▸ Directive
Without including any pictures, write out all the entries exactly.

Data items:
------------------------------------------------------------

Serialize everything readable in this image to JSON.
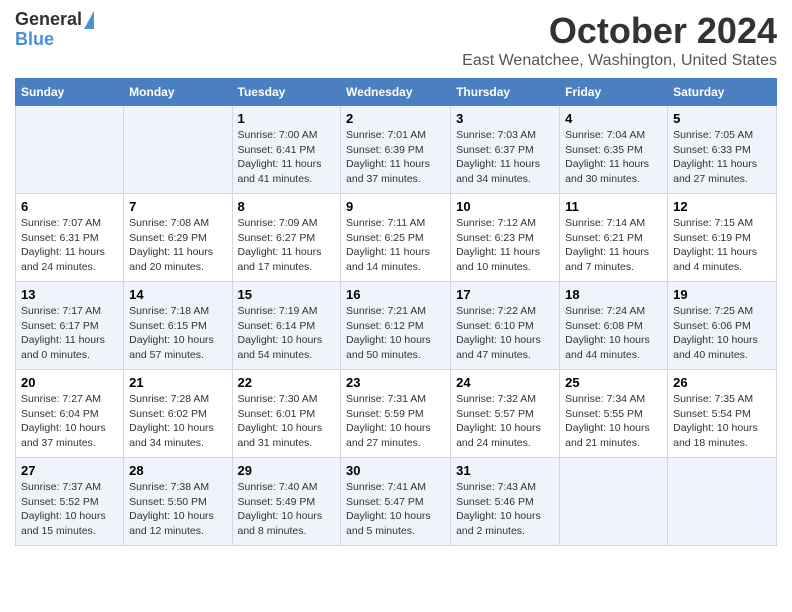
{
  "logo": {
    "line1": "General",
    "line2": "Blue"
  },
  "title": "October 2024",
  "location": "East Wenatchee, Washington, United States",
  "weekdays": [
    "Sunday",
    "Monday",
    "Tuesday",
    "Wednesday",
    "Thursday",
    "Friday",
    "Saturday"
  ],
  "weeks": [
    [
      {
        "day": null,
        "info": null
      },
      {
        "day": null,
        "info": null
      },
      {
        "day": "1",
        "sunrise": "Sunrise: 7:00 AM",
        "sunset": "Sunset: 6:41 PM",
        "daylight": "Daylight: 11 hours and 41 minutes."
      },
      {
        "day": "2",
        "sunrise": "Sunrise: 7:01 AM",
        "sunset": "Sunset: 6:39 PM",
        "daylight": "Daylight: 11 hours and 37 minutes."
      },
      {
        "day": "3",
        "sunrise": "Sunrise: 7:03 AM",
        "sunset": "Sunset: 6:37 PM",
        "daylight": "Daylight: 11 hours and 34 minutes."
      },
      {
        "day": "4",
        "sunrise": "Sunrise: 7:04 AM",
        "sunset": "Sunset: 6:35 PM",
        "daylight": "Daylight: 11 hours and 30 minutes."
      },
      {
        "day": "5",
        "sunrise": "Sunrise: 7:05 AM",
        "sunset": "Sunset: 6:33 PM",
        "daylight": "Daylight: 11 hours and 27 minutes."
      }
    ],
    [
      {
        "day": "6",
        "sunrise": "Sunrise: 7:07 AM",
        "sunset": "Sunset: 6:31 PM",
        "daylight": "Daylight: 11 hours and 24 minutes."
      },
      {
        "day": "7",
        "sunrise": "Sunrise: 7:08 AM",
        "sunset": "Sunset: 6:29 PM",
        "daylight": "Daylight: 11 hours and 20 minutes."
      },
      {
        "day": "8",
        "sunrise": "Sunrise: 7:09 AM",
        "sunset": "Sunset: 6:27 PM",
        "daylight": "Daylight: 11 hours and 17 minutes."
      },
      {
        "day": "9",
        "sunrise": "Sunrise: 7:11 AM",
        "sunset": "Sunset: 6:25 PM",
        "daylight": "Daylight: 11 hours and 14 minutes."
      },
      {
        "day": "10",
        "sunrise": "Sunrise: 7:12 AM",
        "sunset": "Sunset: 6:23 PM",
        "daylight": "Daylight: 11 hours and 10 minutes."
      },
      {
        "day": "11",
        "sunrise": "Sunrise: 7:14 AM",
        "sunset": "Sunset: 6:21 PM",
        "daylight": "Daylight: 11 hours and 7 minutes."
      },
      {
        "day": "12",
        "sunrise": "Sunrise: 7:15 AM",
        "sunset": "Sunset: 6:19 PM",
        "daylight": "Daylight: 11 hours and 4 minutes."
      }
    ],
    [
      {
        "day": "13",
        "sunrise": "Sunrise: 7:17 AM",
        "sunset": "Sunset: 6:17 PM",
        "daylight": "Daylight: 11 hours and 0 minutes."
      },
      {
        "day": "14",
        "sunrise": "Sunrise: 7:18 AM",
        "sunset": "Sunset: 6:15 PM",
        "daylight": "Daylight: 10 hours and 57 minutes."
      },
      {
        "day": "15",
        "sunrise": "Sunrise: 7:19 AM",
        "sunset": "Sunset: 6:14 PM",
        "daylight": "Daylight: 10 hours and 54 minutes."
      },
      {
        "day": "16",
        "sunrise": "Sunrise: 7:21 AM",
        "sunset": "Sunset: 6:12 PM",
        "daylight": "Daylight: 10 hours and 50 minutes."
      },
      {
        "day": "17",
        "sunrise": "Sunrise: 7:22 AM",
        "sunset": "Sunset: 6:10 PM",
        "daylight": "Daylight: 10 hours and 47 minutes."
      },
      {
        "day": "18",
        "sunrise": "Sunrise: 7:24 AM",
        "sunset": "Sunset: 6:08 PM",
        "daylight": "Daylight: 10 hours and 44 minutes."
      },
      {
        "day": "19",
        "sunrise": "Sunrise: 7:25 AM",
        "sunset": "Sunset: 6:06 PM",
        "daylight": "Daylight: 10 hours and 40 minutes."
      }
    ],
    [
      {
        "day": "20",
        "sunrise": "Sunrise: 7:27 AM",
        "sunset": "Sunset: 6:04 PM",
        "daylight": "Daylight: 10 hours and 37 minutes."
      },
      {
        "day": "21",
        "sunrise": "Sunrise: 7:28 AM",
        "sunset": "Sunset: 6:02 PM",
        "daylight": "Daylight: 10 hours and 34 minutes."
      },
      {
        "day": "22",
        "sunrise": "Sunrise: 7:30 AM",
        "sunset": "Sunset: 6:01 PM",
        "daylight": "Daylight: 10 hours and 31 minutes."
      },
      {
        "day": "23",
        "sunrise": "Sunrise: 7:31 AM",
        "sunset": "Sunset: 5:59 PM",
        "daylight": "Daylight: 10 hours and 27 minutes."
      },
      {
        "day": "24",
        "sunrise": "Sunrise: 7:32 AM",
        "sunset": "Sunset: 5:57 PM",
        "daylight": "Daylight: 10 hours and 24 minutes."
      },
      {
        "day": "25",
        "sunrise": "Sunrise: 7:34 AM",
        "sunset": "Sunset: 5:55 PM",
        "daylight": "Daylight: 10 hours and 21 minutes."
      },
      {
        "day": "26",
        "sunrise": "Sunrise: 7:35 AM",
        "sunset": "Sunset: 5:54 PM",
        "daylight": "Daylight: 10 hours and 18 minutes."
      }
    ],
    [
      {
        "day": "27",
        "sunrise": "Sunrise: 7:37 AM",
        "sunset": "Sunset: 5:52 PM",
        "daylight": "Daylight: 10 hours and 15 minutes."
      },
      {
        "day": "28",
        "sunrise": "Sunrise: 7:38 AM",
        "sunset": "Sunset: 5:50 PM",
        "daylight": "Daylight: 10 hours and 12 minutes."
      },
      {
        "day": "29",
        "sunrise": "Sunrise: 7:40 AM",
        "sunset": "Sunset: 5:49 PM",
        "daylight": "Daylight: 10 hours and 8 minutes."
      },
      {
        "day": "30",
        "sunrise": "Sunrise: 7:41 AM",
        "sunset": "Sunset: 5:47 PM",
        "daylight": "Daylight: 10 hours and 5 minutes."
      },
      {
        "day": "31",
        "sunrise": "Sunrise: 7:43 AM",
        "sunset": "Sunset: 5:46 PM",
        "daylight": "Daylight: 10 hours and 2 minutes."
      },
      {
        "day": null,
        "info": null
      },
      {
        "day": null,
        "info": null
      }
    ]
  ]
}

------------------------------------------------------------

▸ The result
Serialize everything readable in this image to JSON.
{
  "logo": {
    "line1": "General",
    "line2": "Blue"
  },
  "title": "October 2024",
  "location": "East Wenatchee, Washington, United States",
  "weekdays": [
    "Sunday",
    "Monday",
    "Tuesday",
    "Wednesday",
    "Thursday",
    "Friday",
    "Saturday"
  ],
  "weeks": [
    [
      {
        "day": null,
        "info": null
      },
      {
        "day": null,
        "info": null
      },
      {
        "day": "1",
        "sunrise": "Sunrise: 7:00 AM",
        "sunset": "Sunset: 6:41 PM",
        "daylight": "Daylight: 11 hours and 41 minutes."
      },
      {
        "day": "2",
        "sunrise": "Sunrise: 7:01 AM",
        "sunset": "Sunset: 6:39 PM",
        "daylight": "Daylight: 11 hours and 37 minutes."
      },
      {
        "day": "3",
        "sunrise": "Sunrise: 7:03 AM",
        "sunset": "Sunset: 6:37 PM",
        "daylight": "Daylight: 11 hours and 34 minutes."
      },
      {
        "day": "4",
        "sunrise": "Sunrise: 7:04 AM",
        "sunset": "Sunset: 6:35 PM",
        "daylight": "Daylight: 11 hours and 30 minutes."
      },
      {
        "day": "5",
        "sunrise": "Sunrise: 7:05 AM",
        "sunset": "Sunset: 6:33 PM",
        "daylight": "Daylight: 11 hours and 27 minutes."
      }
    ],
    [
      {
        "day": "6",
        "sunrise": "Sunrise: 7:07 AM",
        "sunset": "Sunset: 6:31 PM",
        "daylight": "Daylight: 11 hours and 24 minutes."
      },
      {
        "day": "7",
        "sunrise": "Sunrise: 7:08 AM",
        "sunset": "Sunset: 6:29 PM",
        "daylight": "Daylight: 11 hours and 20 minutes."
      },
      {
        "day": "8",
        "sunrise": "Sunrise: 7:09 AM",
        "sunset": "Sunset: 6:27 PM",
        "daylight": "Daylight: 11 hours and 17 minutes."
      },
      {
        "day": "9",
        "sunrise": "Sunrise: 7:11 AM",
        "sunset": "Sunset: 6:25 PM",
        "daylight": "Daylight: 11 hours and 14 minutes."
      },
      {
        "day": "10",
        "sunrise": "Sunrise: 7:12 AM",
        "sunset": "Sunset: 6:23 PM",
        "daylight": "Daylight: 11 hours and 10 minutes."
      },
      {
        "day": "11",
        "sunrise": "Sunrise: 7:14 AM",
        "sunset": "Sunset: 6:21 PM",
        "daylight": "Daylight: 11 hours and 7 minutes."
      },
      {
        "day": "12",
        "sunrise": "Sunrise: 7:15 AM",
        "sunset": "Sunset: 6:19 PM",
        "daylight": "Daylight: 11 hours and 4 minutes."
      }
    ],
    [
      {
        "day": "13",
        "sunrise": "Sunrise: 7:17 AM",
        "sunset": "Sunset: 6:17 PM",
        "daylight": "Daylight: 11 hours and 0 minutes."
      },
      {
        "day": "14",
        "sunrise": "Sunrise: 7:18 AM",
        "sunset": "Sunset: 6:15 PM",
        "daylight": "Daylight: 10 hours and 57 minutes."
      },
      {
        "day": "15",
        "sunrise": "Sunrise: 7:19 AM",
        "sunset": "Sunset: 6:14 PM",
        "daylight": "Daylight: 10 hours and 54 minutes."
      },
      {
        "day": "16",
        "sunrise": "Sunrise: 7:21 AM",
        "sunset": "Sunset: 6:12 PM",
        "daylight": "Daylight: 10 hours and 50 minutes."
      },
      {
        "day": "17",
        "sunrise": "Sunrise: 7:22 AM",
        "sunset": "Sunset: 6:10 PM",
        "daylight": "Daylight: 10 hours and 47 minutes."
      },
      {
        "day": "18",
        "sunrise": "Sunrise: 7:24 AM",
        "sunset": "Sunset: 6:08 PM",
        "daylight": "Daylight: 10 hours and 44 minutes."
      },
      {
        "day": "19",
        "sunrise": "Sunrise: 7:25 AM",
        "sunset": "Sunset: 6:06 PM",
        "daylight": "Daylight: 10 hours and 40 minutes."
      }
    ],
    [
      {
        "day": "20",
        "sunrise": "Sunrise: 7:27 AM",
        "sunset": "Sunset: 6:04 PM",
        "daylight": "Daylight: 10 hours and 37 minutes."
      },
      {
        "day": "21",
        "sunrise": "Sunrise: 7:28 AM",
        "sunset": "Sunset: 6:02 PM",
        "daylight": "Daylight: 10 hours and 34 minutes."
      },
      {
        "day": "22",
        "sunrise": "Sunrise: 7:30 AM",
        "sunset": "Sunset: 6:01 PM",
        "daylight": "Daylight: 10 hours and 31 minutes."
      },
      {
        "day": "23",
        "sunrise": "Sunrise: 7:31 AM",
        "sunset": "Sunset: 5:59 PM",
        "daylight": "Daylight: 10 hours and 27 minutes."
      },
      {
        "day": "24",
        "sunrise": "Sunrise: 7:32 AM",
        "sunset": "Sunset: 5:57 PM",
        "daylight": "Daylight: 10 hours and 24 minutes."
      },
      {
        "day": "25",
        "sunrise": "Sunrise: 7:34 AM",
        "sunset": "Sunset: 5:55 PM",
        "daylight": "Daylight: 10 hours and 21 minutes."
      },
      {
        "day": "26",
        "sunrise": "Sunrise: 7:35 AM",
        "sunset": "Sunset: 5:54 PM",
        "daylight": "Daylight: 10 hours and 18 minutes."
      }
    ],
    [
      {
        "day": "27",
        "sunrise": "Sunrise: 7:37 AM",
        "sunset": "Sunset: 5:52 PM",
        "daylight": "Daylight: 10 hours and 15 minutes."
      },
      {
        "day": "28",
        "sunrise": "Sunrise: 7:38 AM",
        "sunset": "Sunset: 5:50 PM",
        "daylight": "Daylight: 10 hours and 12 minutes."
      },
      {
        "day": "29",
        "sunrise": "Sunrise: 7:40 AM",
        "sunset": "Sunset: 5:49 PM",
        "daylight": "Daylight: 10 hours and 8 minutes."
      },
      {
        "day": "30",
        "sunrise": "Sunrise: 7:41 AM",
        "sunset": "Sunset: 5:47 PM",
        "daylight": "Daylight: 10 hours and 5 minutes."
      },
      {
        "day": "31",
        "sunrise": "Sunrise: 7:43 AM",
        "sunset": "Sunset: 5:46 PM",
        "daylight": "Daylight: 10 hours and 2 minutes."
      },
      {
        "day": null,
        "info": null
      },
      {
        "day": null,
        "info": null
      }
    ]
  ]
}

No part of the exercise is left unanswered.